[Excerpt from a dataset]

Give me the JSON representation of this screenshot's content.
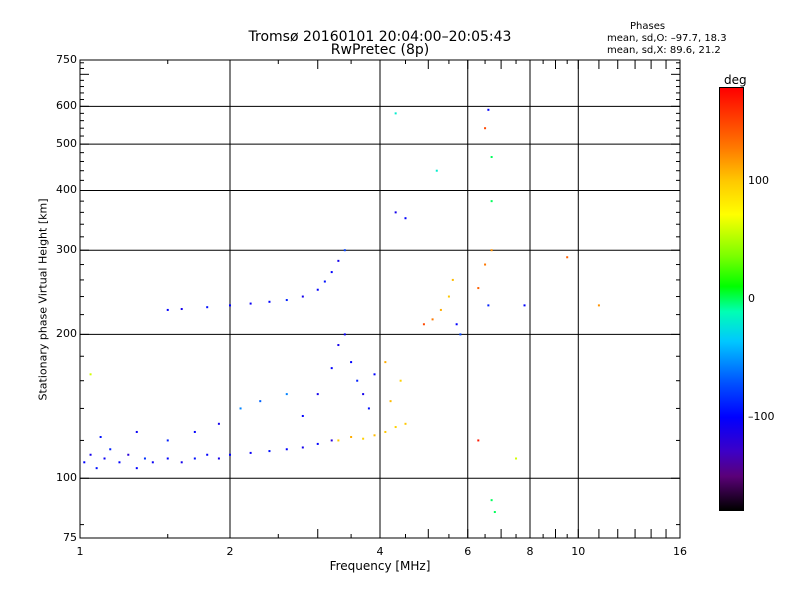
{
  "title_line1": "Tromsø 20160101 20:04:00–20:05:43",
  "title_line2": "RwPretec (8p)",
  "phases": {
    "heading": "Phases",
    "o_line": "mean, sd,O: –97.7, 18.3",
    "x_line": "mean, sd,X:  89.6, 21.2"
  },
  "colorbar": {
    "label": "deg",
    "ticks": [
      {
        "value": 100,
        "label": "100"
      },
      {
        "value": 0,
        "label": "0"
      },
      {
        "value": -100,
        "label": "–100"
      }
    ],
    "range": [
      -180,
      180
    ]
  },
  "chart_data": {
    "type": "scatter",
    "xlabel": "Frequency [MHz]",
    "ylabel": "Stationary phase Virtual Height [km]",
    "xscale": "log",
    "yscale": "log",
    "xlim": [
      1,
      16
    ],
    "ylim": [
      75,
      750
    ],
    "xticks": [
      {
        "value": 1,
        "label": "1"
      },
      {
        "value": 2,
        "label": "2"
      },
      {
        "value": 4,
        "label": "4"
      },
      {
        "value": 6,
        "label": "6"
      },
      {
        "value": 8,
        "label": "8"
      },
      {
        "value": 10,
        "label": "10"
      },
      {
        "value": 16,
        "label": "16"
      }
    ],
    "yticks": [
      {
        "value": 75,
        "label": "75"
      },
      {
        "value": 100,
        "label": "100"
      },
      {
        "value": 200,
        "label": "200"
      },
      {
        "value": 300,
        "label": "300"
      },
      {
        "value": 400,
        "label": "400"
      },
      {
        "value": 500,
        "label": "500"
      },
      {
        "value": 600,
        "label": "600"
      },
      {
        "value": 750,
        "label": "750"
      }
    ],
    "grid_x": [
      2,
      4,
      6,
      8,
      10
    ],
    "grid_y": [
      100,
      200,
      300,
      400,
      500,
      600
    ],
    "colorbar_label": "deg",
    "points": [
      {
        "x": 1.02,
        "y": 108,
        "phase": -100
      },
      {
        "x": 1.05,
        "y": 112,
        "phase": -110
      },
      {
        "x": 1.08,
        "y": 105,
        "phase": -95
      },
      {
        "x": 1.12,
        "y": 110,
        "phase": -105
      },
      {
        "x": 1.15,
        "y": 115,
        "phase": -90
      },
      {
        "x": 1.2,
        "y": 108,
        "phase": -100
      },
      {
        "x": 1.25,
        "y": 112,
        "phase": -120
      },
      {
        "x": 1.3,
        "y": 105,
        "phase": -100
      },
      {
        "x": 1.35,
        "y": 110,
        "phase": -85
      },
      {
        "x": 1.4,
        "y": 108,
        "phase": -105
      },
      {
        "x": 1.5,
        "y": 110,
        "phase": -100
      },
      {
        "x": 1.6,
        "y": 108,
        "phase": -110
      },
      {
        "x": 1.7,
        "y": 110,
        "phase": -95
      },
      {
        "x": 1.8,
        "y": 112,
        "phase": -100
      },
      {
        "x": 1.9,
        "y": 110,
        "phase": -110
      },
      {
        "x": 2.0,
        "y": 112,
        "phase": -100
      },
      {
        "x": 2.2,
        "y": 113,
        "phase": -105
      },
      {
        "x": 2.4,
        "y": 114,
        "phase": -95
      },
      {
        "x": 2.6,
        "y": 115,
        "phase": -100
      },
      {
        "x": 2.8,
        "y": 116,
        "phase": -110
      },
      {
        "x": 3.0,
        "y": 118,
        "phase": -100
      },
      {
        "x": 3.2,
        "y": 120,
        "phase": -120
      },
      {
        "x": 1.1,
        "y": 122,
        "phase": -95
      },
      {
        "x": 1.3,
        "y": 125,
        "phase": -105
      },
      {
        "x": 1.5,
        "y": 120,
        "phase": -90
      },
      {
        "x": 1.7,
        "y": 125,
        "phase": -100
      },
      {
        "x": 1.9,
        "y": 130,
        "phase": -110
      },
      {
        "x": 2.1,
        "y": 140,
        "phase": -60
      },
      {
        "x": 2.3,
        "y": 145,
        "phase": -70
      },
      {
        "x": 2.6,
        "y": 150,
        "phase": -60
      },
      {
        "x": 2.8,
        "y": 135,
        "phase": -100
      },
      {
        "x": 3.0,
        "y": 150,
        "phase": -110
      },
      {
        "x": 3.2,
        "y": 170,
        "phase": -100
      },
      {
        "x": 3.3,
        "y": 190,
        "phase": -110
      },
      {
        "x": 3.4,
        "y": 200,
        "phase": -105
      },
      {
        "x": 3.5,
        "y": 175,
        "phase": -100
      },
      {
        "x": 3.6,
        "y": 160,
        "phase": -90
      },
      {
        "x": 3.7,
        "y": 150,
        "phase": -110
      },
      {
        "x": 3.8,
        "y": 140,
        "phase": -95
      },
      {
        "x": 3.9,
        "y": 165,
        "phase": -100
      },
      {
        "x": 3.3,
        "y": 120,
        "phase": 100
      },
      {
        "x": 3.5,
        "y": 122,
        "phase": 110
      },
      {
        "x": 3.7,
        "y": 121,
        "phase": 95
      },
      {
        "x": 3.9,
        "y": 123,
        "phase": 105
      },
      {
        "x": 4.1,
        "y": 125,
        "phase": 100
      },
      {
        "x": 4.3,
        "y": 128,
        "phase": 95
      },
      {
        "x": 4.5,
        "y": 130,
        "phase": 100
      },
      {
        "x": 4.2,
        "y": 145,
        "phase": 105
      },
      {
        "x": 4.4,
        "y": 160,
        "phase": 95
      },
      {
        "x": 4.1,
        "y": 175,
        "phase": 110
      },
      {
        "x": 1.5,
        "y": 225,
        "phase": -100
      },
      {
        "x": 1.6,
        "y": 226,
        "phase": -110
      },
      {
        "x": 1.8,
        "y": 228,
        "phase": -95
      },
      {
        "x": 2.0,
        "y": 230,
        "phase": -100
      },
      {
        "x": 2.2,
        "y": 232,
        "phase": -105
      },
      {
        "x": 2.4,
        "y": 234,
        "phase": -100
      },
      {
        "x": 2.6,
        "y": 236,
        "phase": -90
      },
      {
        "x": 2.8,
        "y": 240,
        "phase": -110
      },
      {
        "x": 3.0,
        "y": 248,
        "phase": -100
      },
      {
        "x": 3.1,
        "y": 258,
        "phase": -95
      },
      {
        "x": 3.2,
        "y": 270,
        "phase": -100
      },
      {
        "x": 3.3,
        "y": 285,
        "phase": -110
      },
      {
        "x": 3.4,
        "y": 300,
        "phase": -80
      },
      {
        "x": 4.5,
        "y": 350,
        "phase": -100
      },
      {
        "x": 4.3,
        "y": 360,
        "phase": -110
      },
      {
        "x": 4.9,
        "y": 210,
        "phase": 150
      },
      {
        "x": 5.1,
        "y": 215,
        "phase": 130
      },
      {
        "x": 5.3,
        "y": 225,
        "phase": 110
      },
      {
        "x": 5.5,
        "y": 240,
        "phase": 100
      },
      {
        "x": 5.6,
        "y": 260,
        "phase": 105
      },
      {
        "x": 5.7,
        "y": 210,
        "phase": -100
      },
      {
        "x": 5.8,
        "y": 200,
        "phase": -80
      },
      {
        "x": 6.3,
        "y": 250,
        "phase": 140
      },
      {
        "x": 6.5,
        "y": 280,
        "phase": 130
      },
      {
        "x": 6.7,
        "y": 300,
        "phase": 120
      },
      {
        "x": 6.6,
        "y": 230,
        "phase": -90
      },
      {
        "x": 6.6,
        "y": 590,
        "phase": -100
      },
      {
        "x": 6.5,
        "y": 540,
        "phase": 150
      },
      {
        "x": 6.7,
        "y": 470,
        "phase": 0
      },
      {
        "x": 6.7,
        "y": 380,
        "phase": 0
      },
      {
        "x": 7.8,
        "y": 230,
        "phase": -100
      },
      {
        "x": 9.5,
        "y": 290,
        "phase": 140
      },
      {
        "x": 11,
        "y": 230,
        "phase": 120
      },
      {
        "x": 6.3,
        "y": 120,
        "phase": 170
      },
      {
        "x": 7.5,
        "y": 110,
        "phase": 60
      },
      {
        "x": 6.8,
        "y": 85,
        "phase": 0
      },
      {
        "x": 6.7,
        "y": 90,
        "phase": 0
      },
      {
        "x": 5.2,
        "y": 440,
        "phase": -20
      },
      {
        "x": 4.3,
        "y": 580,
        "phase": -20
      },
      {
        "x": 1.05,
        "y": 165,
        "phase": 60
      }
    ]
  }
}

(TASK INSTRUCTIONS) Scan the material line by line and report each one that contains "mean".

(THE RESULT)
    "o_line": "mean, sd,O: –97.7, 18.3",
    "x_line": "mean, sd,X:  89.6, 21.2"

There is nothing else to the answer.